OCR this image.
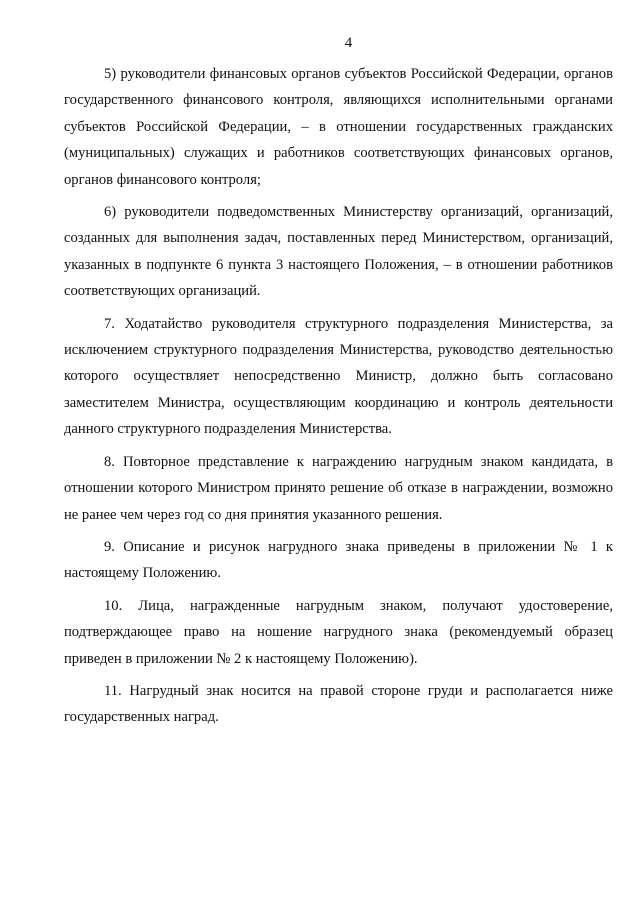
4

5) руководители финансовых органов субъектов Российской Федерации, органов государственного финансового контроля, являющихся исполнительными органами субъектов Российской Федерации, – в отношении государственных гражданских (муниципальных) служащих и работников соответствующих финансовых органов, органов финансового контроля;

6) руководители подведомственных Министерству организаций, организаций, созданных для выполнения задач, поставленных перед Министерством, организаций, указанных в подпункте 6 пункта 3 настоящего Положения, – в отношении работников соответствующих организаций.

7. Ходатайство руководителя структурного подразделения Министерства, за исключением структурного подразделения Министерства, руководство деятельностью которого осуществляет непосредственно Министр, должно быть согласовано заместителем Министра, осуществляющим координацию и контроль деятельности данного структурного подразделения Министерства.

8. Повторное представление к награждению нагрудным знаком кандидата, в отношении которого Министром принято решение об отказе в награждении, возможно не ранее чем через год со дня принятия указанного решения.

9. Описание и рисунок нагрудного знака приведены в приложении № 1 к настоящему Положению.

10. Лица, награжденные нагрудным знаком, получают удостоверение, подтверждающее право на ношение нагрудного знака (рекомендуемый образец приведен в приложении № 2 к настоящему Положению).

11. Нагрудный знак носится на правой стороне груди и располагается ниже государственных наград.
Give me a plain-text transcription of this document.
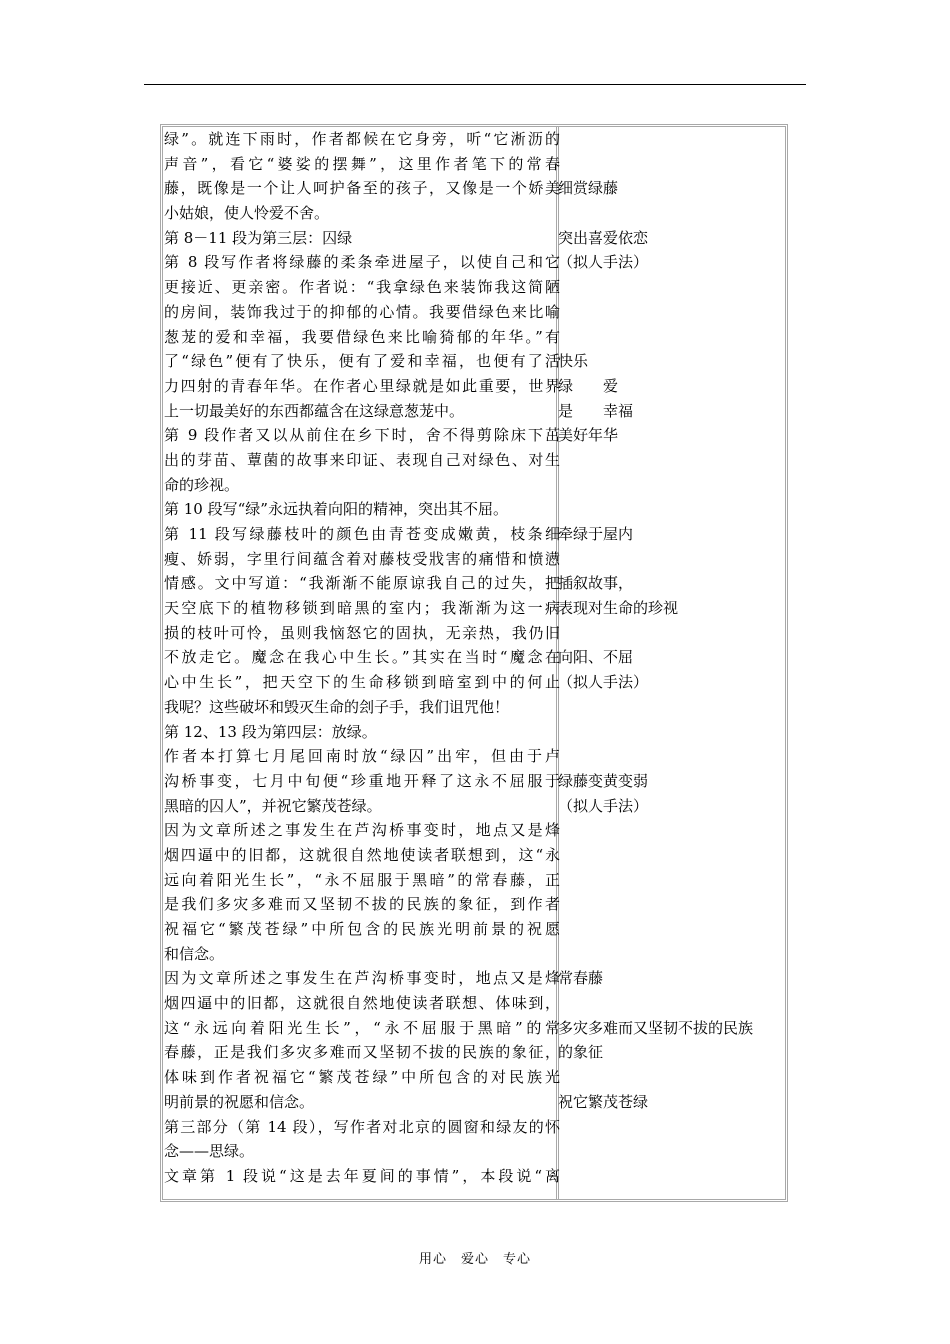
绿”。就连下雨时，作者都候在它身旁，听“它淅沥的
声音”，看它“婆娑的摆舞”，这里作者笔下的常春
藤，既像是一个让人呵护备至的孩子，又像是一个娇美
小姑娘，使人怜爱不舍。
第 8－11 段为第三层：囚绿
第 8 段写作者将绿藤的柔条牵进屋子，以使自己和它
更接近、更亲密。作者说：“我拿绿色来装饰我这简陋
的房间，装饰我过于的抑郁的心情。我要借绿色来比喻
葱茏的爱和幸福，我要借绿色来比喻猗郁的年华。”有
了“绿色”便有了快乐，便有了爱和幸福，也便有了活
力四射的青春年华。在作者心里绿就是如此重要，世界
上一切最美好的东西都蕴含在这绿意葱茏中。
第 9 段作者又以从前住在乡下时，舍不得剪除床下茁
出的芽苗、蕈菌的故事来印证、表现自己对绿色、对生
命的珍视。
第 10 段写“绿”永远执着向阳的精神，突出其不屈。
第 11 段写绿藤枝叶的颜色由青苍变成嫩黄，枝条细
瘦、娇弱，字里行间蕴含着对藤枝受戕害的痛惜和愤懑
情感。文中写道：“我渐渐不能原谅我自己的过失，把
天空底下的植物移锁到暗黑的室内；我渐渐为这一病
损的枝叶可怜，虽则我恼怒它的固执，无亲热，我仍旧
不放走它。魔念在我心中生长。”其实在当时“魔念在
心中生长”，把天空下的生命移锁到暗室到中的何止
我呢？这些破坏和毁灭生命的刽子手，我们诅咒他！
第 12、13 段为第四层：放绿。
作者本打算七月尾回南时放“绿囚”出牢，但由于卢
沟桥事变，七月中旬便“珍重地开释了这永不屈服于
黑暗的囚人”，并祝它繁茂苍绿。
因为文章所述之事发生在芦沟桥事变时，地点又是烽
烟四逼中的旧都，这就很自然地使读者联想到，这“永
远向着阳光生长”，“永不屈服于黑暗”的常春藤，正
是我们多灾多难而又坚韧不拔的民族的象征，到作者
祝福它“繁茂苍绿”中所包含的民族光明前景的祝愿
和信念。
因为文章所述之事发生在芦沟桥事变时，地点又是烽
烟四逼中的旧都，这就很自然地使读者联想、体味到，
这“永远向着阳光生长”，“永不屈服于黑暗”的常
春藤，正是我们多灾多难而又坚韧不拔的民族的象征，
体味到作者祝福它“繁茂苍绿”中所包含的对民族光
明前景的祝愿和信念。
第三部分（第 14 段），写作者对北京的圆窗和绿友的怀
念——思绿。
文章第 1 段说“这是去年夏间的事情”，本段说“离
细赏绿藤
突出喜爱依恋
（拟人手法）
快乐
绿　　爱
是　　幸福
美好年华
牵绿于屋内
插叙故事，
表现对生命的珍视
向阳、不屈
（拟人手法）
绿藤变黄变弱
（拟人手法）
常春藤
多灾多难而又坚韧不拔的民族
的象征
祝它繁茂苍绿
用心　爱心　专心
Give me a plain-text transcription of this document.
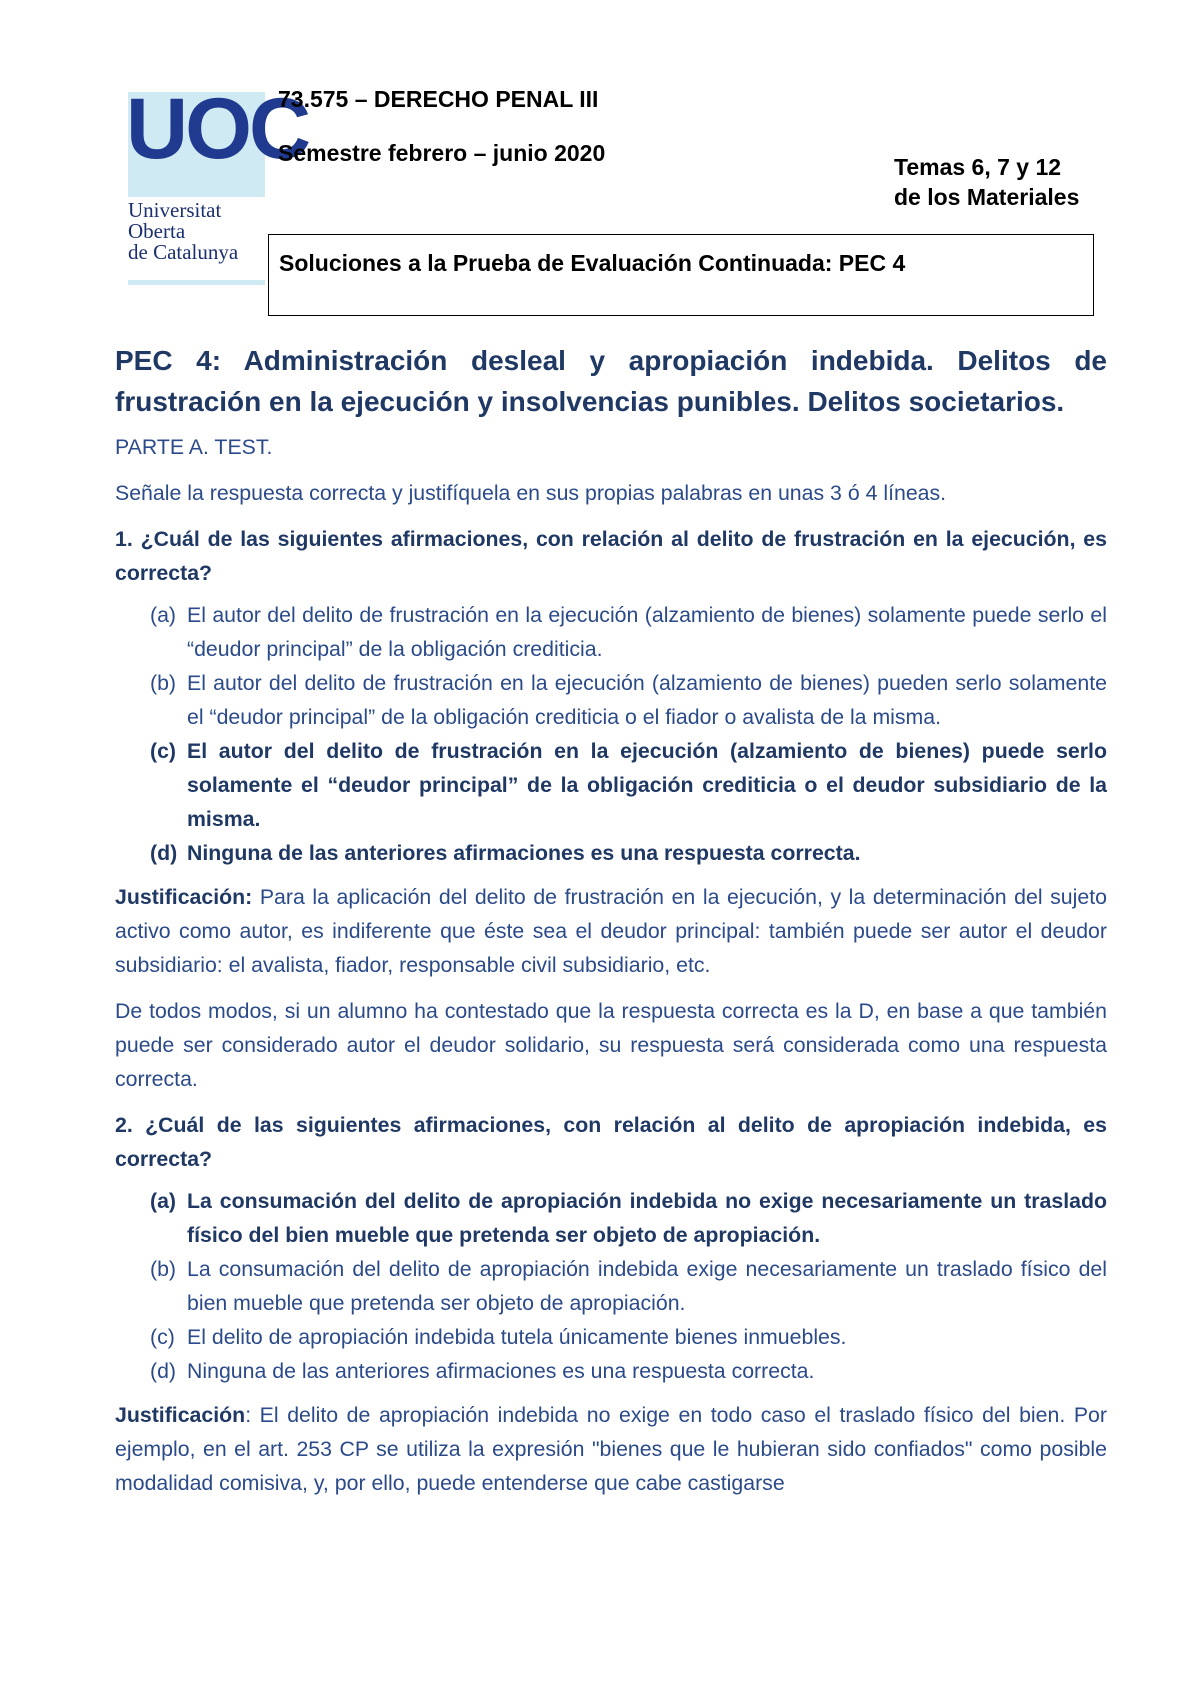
UOC
Universitat
Oberta
de Catalunya
73.575 – DERECHO PENAL III
Semestre febrero – junio 2020
Temas 6, 7 y 12 de los Materiales
Soluciones a la Prueba de Evaluación Continuada: PEC 4
PEC 4: Administración desleal y apropiación indebida. Delitos de frustración en la ejecución y insolvencias punibles. Delitos societarios.

PARTE A. TEST.

Señale la respuesta correcta y justifíquela en sus propias palabras en unas 3 ó 4 líneas.

1. ¿Cuál de las siguientes afirmaciones, con relación al delito de frustración en la ejecución, es correcta?

(a) El autor del delito de frustración en la ejecución (alzamiento de bienes) solamente puede serlo el “deudor principal” de la obligación crediticia.
(b) El autor del delito de frustración en la ejecución (alzamiento de bienes) pueden serlo solamente el “deudor principal” de la obligación crediticia o el fiador o avalista de la misma.
(c) El autor del delito de frustración en la ejecución (alzamiento de bienes) puede serlo solamente el “deudor principal” de la obligación crediticia o el deudor subsidiario de la misma.
(d) Ninguna de las anteriores afirmaciones es una respuesta correcta.

Justificación: Para la aplicación del delito de frustración en la ejecución, y la determinación del sujeto activo como autor, es indiferente que éste sea el deudor principal: también puede ser autor el deudor subsidiario: el avalista, fiador, responsable civil subsidiario, etc.

De todos modos, si un alumno ha contestado que la respuesta correcta es la D, en base a que también puede ser considerado autor el deudor solidario, su respuesta será considerada como una respuesta correcta.

2. ¿Cuál de las siguientes afirmaciones, con relación al delito de apropiación indebida, es correcta?

(a) La consumación del delito de apropiación indebida no exige necesariamente un traslado físico del bien mueble que pretenda ser objeto de apropiación.
(b) La consumación del delito de apropiación indebida exige necesariamente un traslado físico del bien mueble que pretenda ser objeto de apropiación.
(c) El delito de apropiación indebida tutela únicamente bienes inmuebles.
(d) Ninguna de las anteriores afirmaciones es una respuesta correcta.

Justificación: El delito de apropiación indebida no exige en todo caso el traslado físico del bien. Por ejemplo, en el art. 253 CP se utiliza la expresión "bienes que le hubieran sido confiados" como posible modalidad comisiva, y, por ello, puede entenderse que cabe castigarse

* * * * * * *

From the data, list each line in which the string "pretenda" appears.

(a) La consumación del delito de apropiación indebida no exige necesariamente un traslado físico del bien mueble que pretenda ser objeto de apropiación.
(b) La consumación del delito de apropiación indebida exige necesariamente un traslado físico del bien mueble que pretenda ser objeto de apropiación.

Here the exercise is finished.